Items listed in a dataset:
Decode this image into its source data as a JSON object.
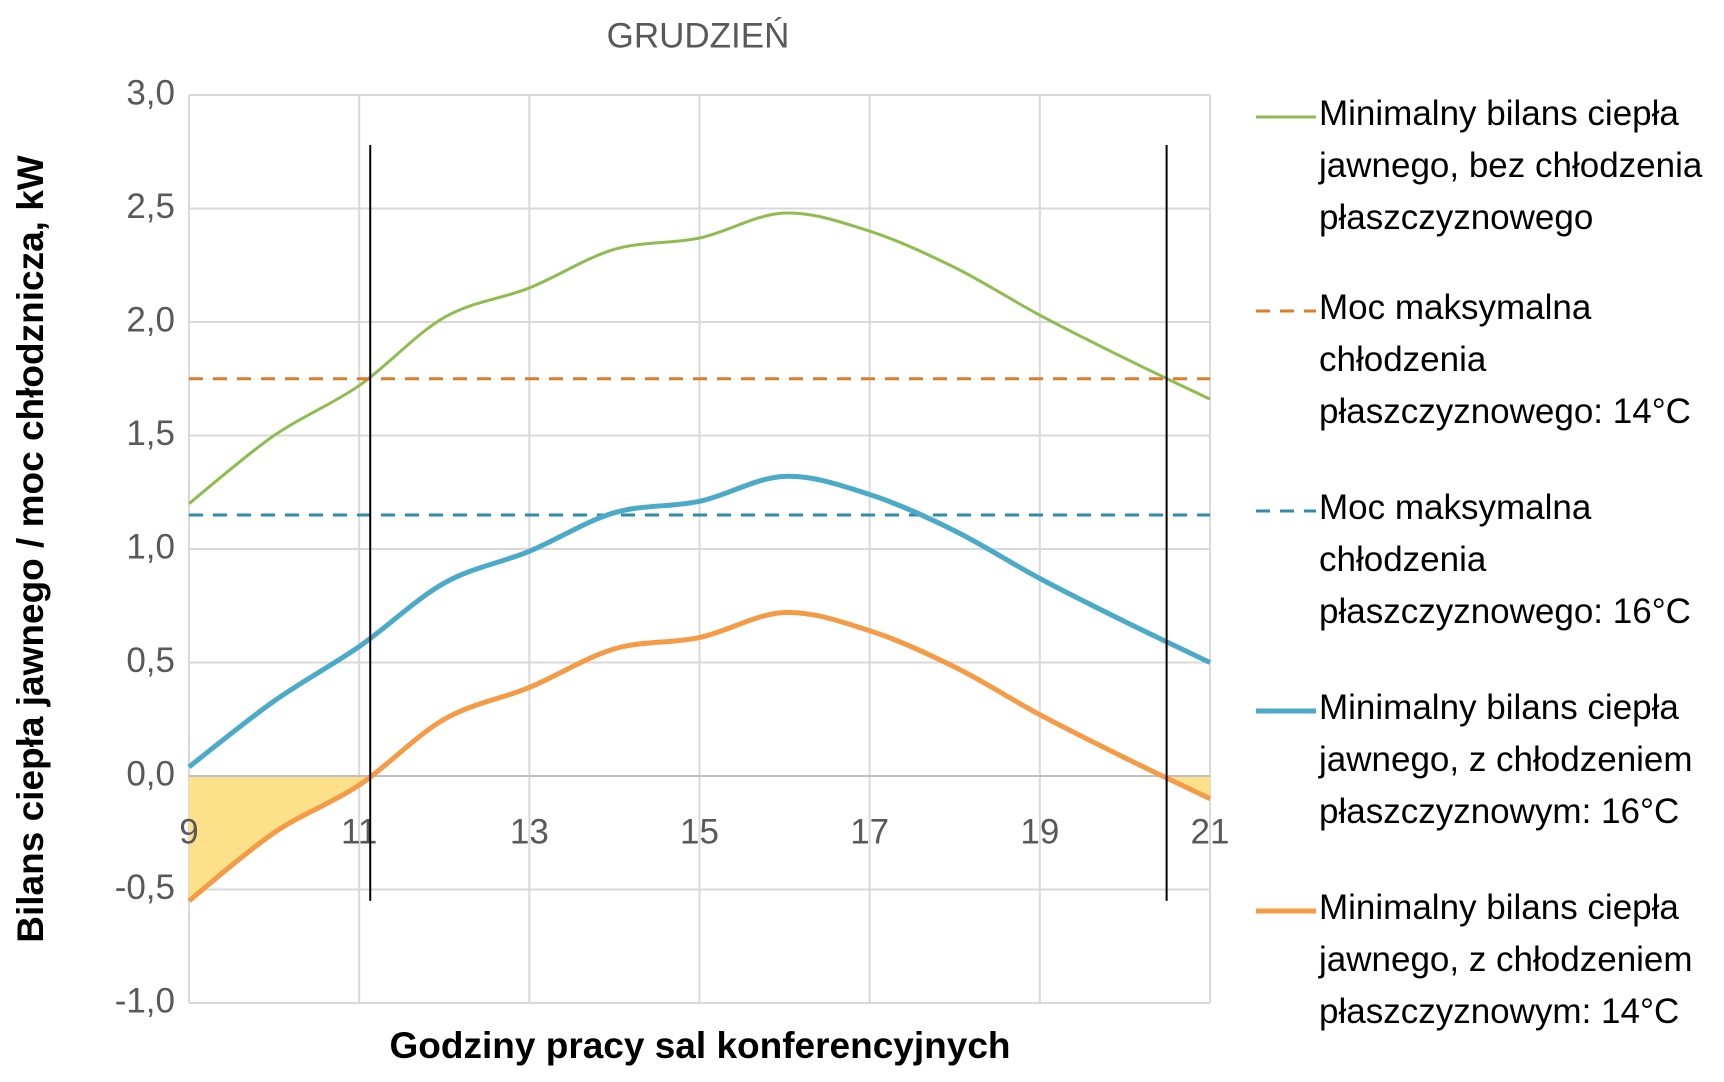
{
  "chart_data": {
    "type": "line",
    "title": "GRUDZIEŃ",
    "xlabel": "Godziny pracy sal konferencyjnych",
    "ylabel": "Bilans ciepła jawnego / moc chłodznicza, kW",
    "x": [
      9,
      10,
      11,
      12,
      13,
      14,
      15,
      16,
      17,
      18,
      19,
      20,
      21
    ],
    "xlim": [
      9,
      21
    ],
    "xticks": [
      9,
      11,
      13,
      15,
      17,
      19,
      21
    ],
    "ylim": [
      -1.0,
      3.0
    ],
    "yticks": [
      {
        "value": -1.0,
        "label": "-1,0"
      },
      {
        "value": -0.5,
        "label": "-0,5"
      },
      {
        "value": 0,
        "label": "0,0"
      },
      {
        "value": 0.5,
        "label": "0,5"
      },
      {
        "value": 1.0,
        "label": "1,0"
      },
      {
        "value": 1.5,
        "label": "1,5"
      },
      {
        "value": 2.0,
        "label": "2,0"
      },
      {
        "value": 2.5,
        "label": "2,5"
      },
      {
        "value": 3.0,
        "label": "3,0"
      }
    ],
    "grid": true,
    "legend": "right",
    "series": [
      {
        "name": "Minimalny bilans ciepła jawnego, bez chłodzenia płaszczyznowego",
        "color": "#8fbc4f",
        "width": 3,
        "values": [
          1.2,
          1.5,
          1.72,
          2.02,
          2.15,
          2.32,
          2.37,
          2.48,
          2.4,
          2.24,
          2.03,
          1.84,
          1.66
        ]
      },
      {
        "name": "Moc maksymalna chłodzenia płaszczyznowego: 14°C",
        "color": "#e07b2a",
        "width": 3,
        "dashed": true,
        "values": [
          1.75,
          1.75,
          1.75,
          1.75,
          1.75,
          1.75,
          1.75,
          1.75,
          1.75,
          1.75,
          1.75,
          1.75,
          1.75
        ]
      },
      {
        "name": "Moc maksymalna chłodzenia płaszczyznowego: 16°C",
        "color": "#2e8caa",
        "width": 3,
        "dashed": true,
        "values": [
          1.15,
          1.15,
          1.15,
          1.15,
          1.15,
          1.15,
          1.15,
          1.15,
          1.15,
          1.15,
          1.15,
          1.15,
          1.15
        ]
      },
      {
        "name": "Minimalny bilans ciepła jawnego, z chłodzeniem płaszczyznowym: 16°C",
        "color": "#4aaac8",
        "width": 5,
        "values": [
          0.04,
          0.33,
          0.57,
          0.85,
          0.99,
          1.16,
          1.21,
          1.32,
          1.24,
          1.08,
          0.87,
          0.68,
          0.5
        ]
      },
      {
        "name": "Minimalny bilans ciepła jawnego, z chłodzeniem płaszczyznowym: 14°C",
        "color": "#f59a45",
        "width": 5,
        "values": [
          -0.55,
          -0.25,
          -0.04,
          0.25,
          0.39,
          0.56,
          0.61,
          0.72,
          0.64,
          0.48,
          0.27,
          0.08,
          -0.1
        ]
      }
    ],
    "fill_color": "#fde08a",
    "reference_lines": [
      11.13,
      20.49
    ]
  }
}
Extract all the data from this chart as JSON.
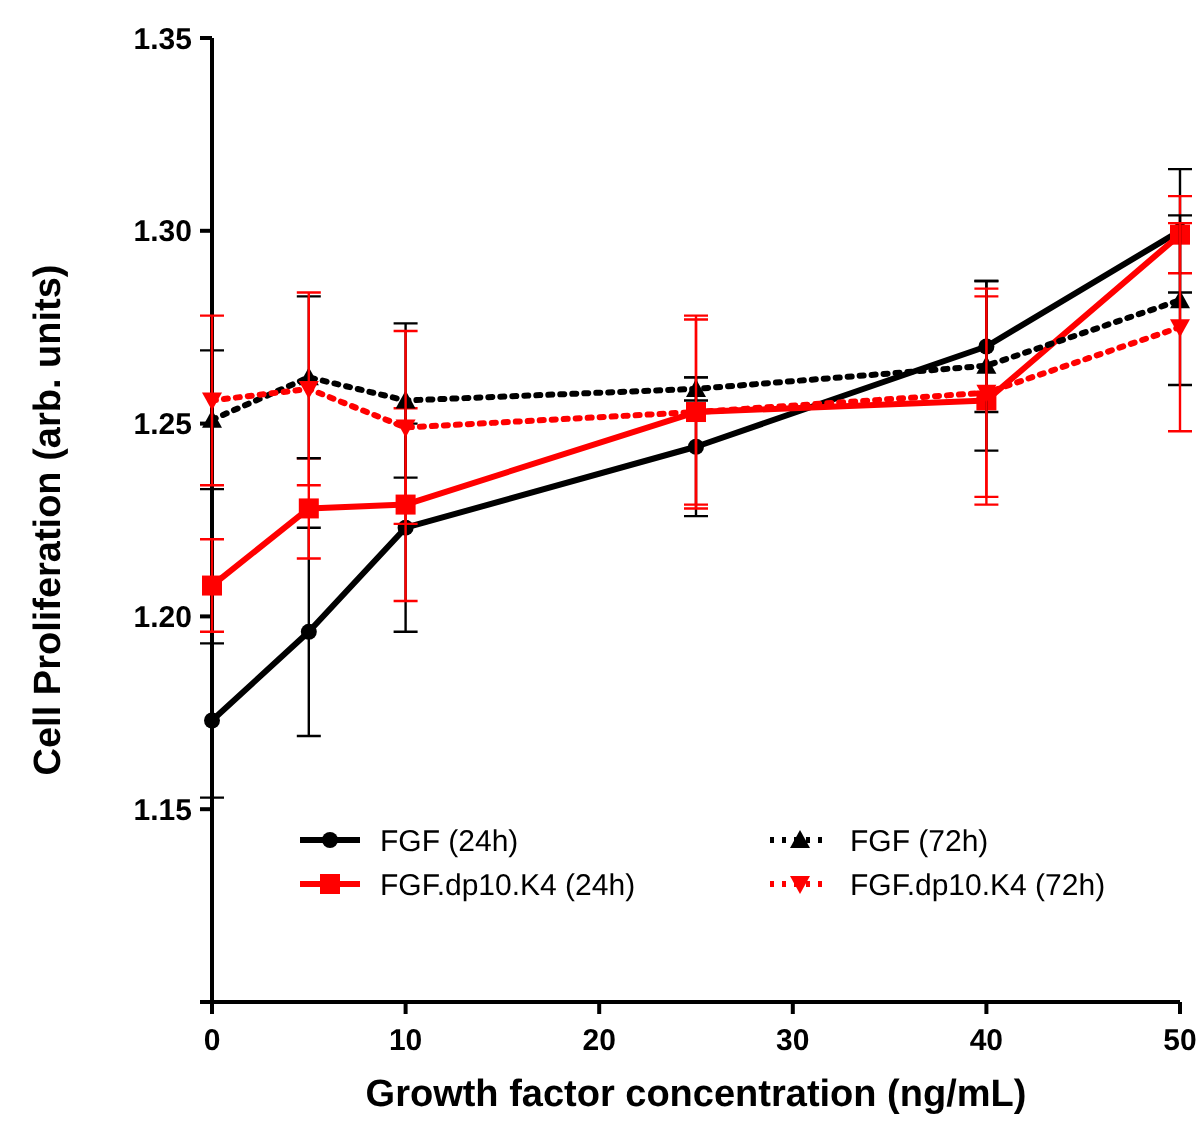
{
  "chart_data": {
    "type": "line",
    "xlabel": "Growth factor concentration (ng/mL)",
    "ylabel": "Cell Proliferation (arb. units)",
    "x": [
      0,
      5,
      10,
      25,
      40,
      50
    ],
    "xlim": [
      0,
      50
    ],
    "xticks": [
      0,
      10,
      20,
      30,
      40,
      50
    ],
    "ylim": [
      1.1,
      1.35
    ],
    "yticks": [
      {
        "value": 1.1,
        "label": null
      },
      {
        "value": 1.15,
        "label": "1.15"
      },
      {
        "value": 1.2,
        "label": "1.20"
      },
      {
        "value": 1.25,
        "label": "1.25"
      },
      {
        "value": 1.3,
        "label": "1.30"
      },
      {
        "value": 1.35,
        "label": "1.35"
      }
    ],
    "grid": false,
    "legend": "bottom",
    "series": [
      {
        "name": "FGF (24h)",
        "color": "#000000",
        "marker": "circle",
        "line_style": "solid",
        "values": [
          1.173,
          1.196,
          1.223,
          1.244,
          1.27,
          1.3
        ],
        "errors": [
          0.02,
          0.027,
          0.027,
          0.018,
          0.017,
          0.016
        ]
      },
      {
        "name": "FGF.dp10.K4 (24h)",
        "color": "#ff0000",
        "marker": "square",
        "line_style": "solid",
        "values": [
          1.208,
          1.228,
          1.229,
          1.253,
          1.256,
          1.299
        ],
        "errors": [
          0.012,
          0.013,
          0.025,
          0.024,
          0.027,
          0.01
        ]
      },
      {
        "name": "FGF (72h)",
        "color": "#000000",
        "marker": "triangle",
        "line_style": "dotted",
        "values": [
          1.251,
          1.262,
          1.256,
          1.259,
          1.265,
          1.282
        ],
        "errors": [
          0.018,
          0.021,
          0.02,
          0.003,
          0.022,
          0.022
        ]
      },
      {
        "name": "FGF.dp10.K4 (72h)",
        "color": "#ff0000",
        "marker": "triangle-down",
        "line_style": "dotted",
        "values": [
          1.256,
          1.259,
          1.249,
          1.253,
          1.258,
          1.275
        ],
        "errors": [
          0.022,
          0.025,
          0.025,
          0.025,
          0.027,
          0.027
        ]
      }
    ]
  }
}
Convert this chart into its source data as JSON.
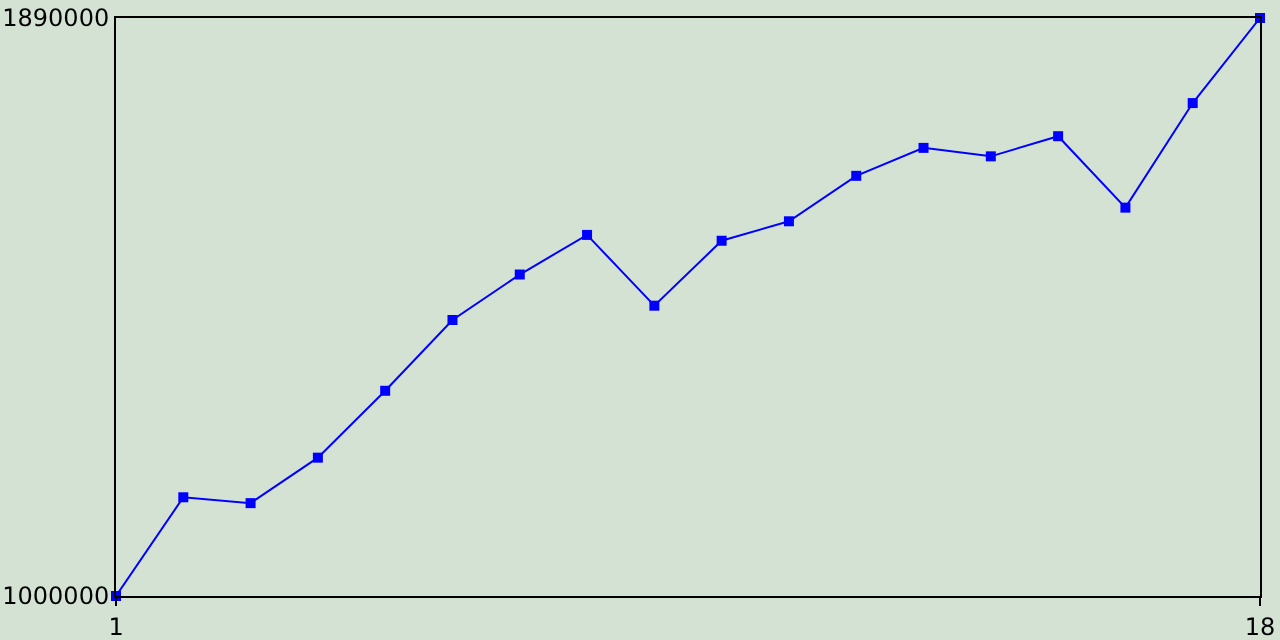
{
  "chart_data": {
    "type": "line",
    "x": [
      1,
      2,
      3,
      4,
      5,
      6,
      7,
      8,
      9,
      10,
      11,
      12,
      13,
      14,
      15,
      16,
      17,
      18
    ],
    "series": [
      {
        "color": "#0000ff",
        "values": [
          1000000,
          1152000,
          1143000,
          1213000,
          1316000,
          1425000,
          1495000,
          1556000,
          1447000,
          1547000,
          1577000,
          1647000,
          1690000,
          1677000,
          1708000,
          1598000,
          1759000,
          1890000
        ]
      }
    ],
    "xlim": [
      1,
      18
    ],
    "xticks": [
      1,
      18
    ],
    "ylim": [
      1000000,
      1890000
    ],
    "yticks": [
      1000000,
      1890000
    ],
    "marker": "square",
    "line_style": "solid"
  }
}
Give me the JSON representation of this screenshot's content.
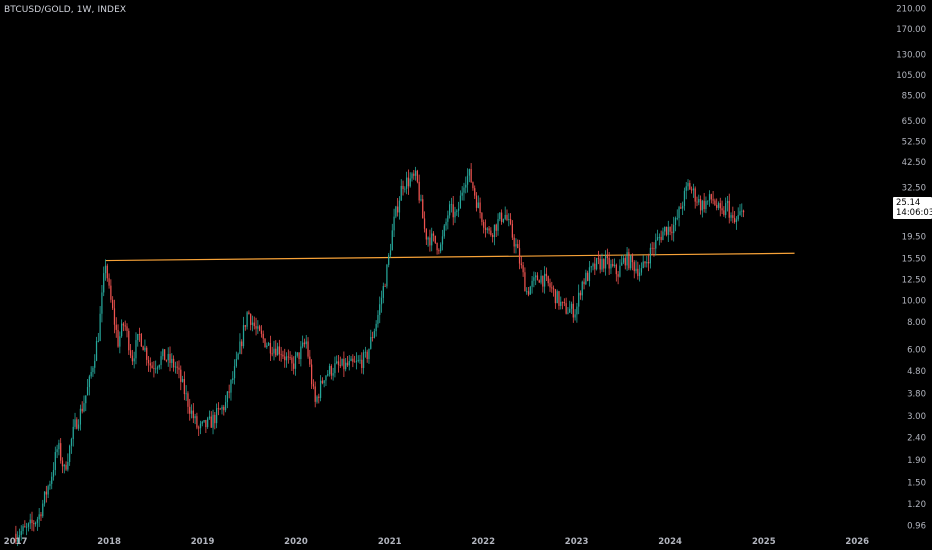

### Problem details
Reproduce the listing above exactly, excluding all pictures.

### Complete response
Decode this image into its source data as a JSON object.
{
  "chart_data": {
    "type": "line",
    "title": "GRUDZIEŃ",
    "xlabel": "Godziny pracy sal konferencyjnych",
    "ylabel": "Bilans ciepła jawnego / moc chłodznicza, kW",
    "x": [
      9,
      10,
      11,
      12,
      13,
      14,
      15,
      16,
      17,
      18,
      19,
      20,
      21
    ],
    "xlim": [
      9,
      21
    ],
    "xticks": [
      9,
      11,
      13,
      15,
      17,
      19,
      21
    ],
    "ylim": [
      -1.0,
      3.0
    ],
    "yticks": [
      {
        "value": -1.0,
        "label": "-1,0"
      },
      {
        "value": -0.5,
        "label": "-0,5"
      },
      {
        "value": 0,
        "label": "0,0"
      },
      {
        "value": 0.5,
        "label": "0,5"
      },
      {
        "value": 1.0,
        "label": "1,0"
      },
      {
        "value": 1.5,
        "label": "1,5"
      },
      {
        "value": 2.0,
        "label": "2,0"
      },
      {
        "value": 2.5,
        "label": "2,5"
      },
      {
        "value": 3.0,
        "label": "3,0"
      }
    ],
    "grid": true,
    "legend": "right",
    "series": [
      {
        "name": "Minimalny bilans ciepła jawnego, bez chłodzenia płaszczyznowego",
        "color": "#8fbc4f",
        "width": 3,
        "values": [
          1.2,
          1.5,
          1.72,
          2.02,
          2.15,
          2.32,
          2.37,
          2.48,
          2.4,
          2.24,
          2.03,
          1.84,
          1.66
        ]
      },
      {
        "name": "Moc maksymalna chłodzenia płaszczyznowego: 14°C",
        "color": "#e07b2a",
        "width": 3,
        "dashed": true,
        "values": [
          1.75,
          1.75,
          1.75,
          1.75,
          1.75,
          1.75,
          1.75,
          1.75,
          1.75,
          1.75,
          1.75,
          1.75,
          1.75
        ]
      },
      {
        "name": "Moc maksymalna chłodzenia płaszczyznowego: 16°C",
        "color": "#2e8caa",
        "width": 3,
        "dashed": true,
        "values": [
          1.15,
          1.15,
          1.15,
          1.15,
          1.15,
          1.15,
          1.15,
          1.15,
          1.15,
          1.15,
          1.15,
          1.15,
          1.15
        ]
      },
      {
        "name": "Minimalny bilans ciepła jawnego, z chłodzeniem płaszczyznowym: 16°C",
        "color": "#4aaac8",
        "width": 5,
        "values": [
          0.04,
          0.33,
          0.57,
          0.85,
          0.99,
          1.16,
          1.21,
          1.32,
          1.24,
          1.08,
          0.87,
          0.68,
          0.5
        ]
      },
      {
        "name": "Minimalny bilans ciepła jawnego, z chłodzeniem płaszczyznowym: 14°C",
        "color": "#f59a45",
        "width": 5,
        "values": [
          -0.55,
          -0.25,
          -0.04,
          0.25,
          0.39,
          0.56,
          0.61,
          0.72,
          0.64,
          0.48,
          0.27,
          0.08,
          -0.1
        ]
      }
    ],
    "fill_color": "#fde08a",
    "reference_lines": [
      11.13,
      20.49
    ]
  }
}
Extract all the data from this chart as JSON.
{
  "chart_data": {
    "type": "line",
    "xlabel": "Growth factor concentration (ng/mL)",
    "ylabel": "Cell Proliferation (arb. units)",
    "x": [
      0,
      5,
      10,
      25,
      40,
      50
    ],
    "xlim": [
      0,
      50
    ],
    "xticks": [
      0,
      10,
      20,
      30,
      40,
      50
    ],
    "ylim": [
      1.1,
      1.35
    ],
    "yticks": [
      {
        "value": 1.1,
        "label": null
      },
      {
        "value": 1.15,
        "label": "1.15"
      },
      {
        "value": 1.2,
        "label": "1.20"
      },
      {
        "value": 1.25,
        "label": "1.25"
      },
      {
        "value": 1.3,
        "label": "1.30"
      },
      {
        "value": 1.35,
        "label": "1.35"
      }
    ],
    "grid": false,
    "legend": "bottom",
    "series": [
      {
        "name": "FGF (24h)",
        "color": "#000000",
        "marker": "circle",
        "line_style": "solid",
        "values": [
          1.173,
          1.196,
          1.223,
          1.244,
          1.27,
          1.3
        ],
        "errors": [
          0.02,
          0.027,
          0.027,
          0.018,
          0.017,
          0.016
        ]
      },
      {
        "name": "FGF.dp10.K4 (24h)",
        "color": "#ff0000",
        "marker": "square",
        "line_style": "solid",
        "values": [
          1.208,
          1.228,
          1.229,
          1.253,
          1.256,
          1.299
        ],
        "errors": [
          0.012,
          0.013,
          0.025,
          0.024,
          0.027,
          0.01
        ]
      },
      {
        "name": "FGF (72h)",
        "color": "#000000",
        "marker": "triangle",
        "line_style": "dotted",
        "values": [
          1.251,
          1.262,
          1.256,
          1.259,
          1.265,
          1.282
        ],
        "errors": [
          0.018,
          0.021,
          0.02,
          0.003,
          0.022,
          0.022
        ]
      },
      {
        "name": "FGF.dp10.K4 (72h)",
        "color": "#ff0000",
        "marker": "triangle-down",
        "line_style": "dotted",
        "values": [
          1.256,
          1.259,
          1.249,
          1.253,
          1.258,
          1.275
        ],
        "errors": [
          0.022,
          0.025,
          0.025,
          0.025,
          0.027,
          0.027
        ]
      }
    ]
  }
}
Convert this chart into its source data as JSON.
{
  "chart_data": {
    "type": "line",
    "x": [
      1,
      2,
      3,
      4,
      5,
      6,
      7,
      8,
      9,
      10,
      11,
      12,
      13,
      14,
      15,
      16,
      17,
      18
    ],
    "series": [
      {
        "color": "#0000ff",
        "values": [
          1000000,
          1152000,
          1143000,
          1213000,
          1316000,
          1425000,
          1495000,
          1556000,
          1447000,
          1547000,
          1577000,
          1647000,
          1690000,
          1677000,
          1708000,
          1598000,
          1759000,
          1890000
        ]
      }
    ],
    "xlim": [
      1,
      18
    ],
    "xticks": [
      1,
      18
    ],
    "ylim": [
      1000000,
      1890000
    ],
    "yticks": [
      1000000,
      1890000
    ],
    "marker": "square",
    "line_style": "solid"
  }
}
Give me the JSON representation of this screenshot's content.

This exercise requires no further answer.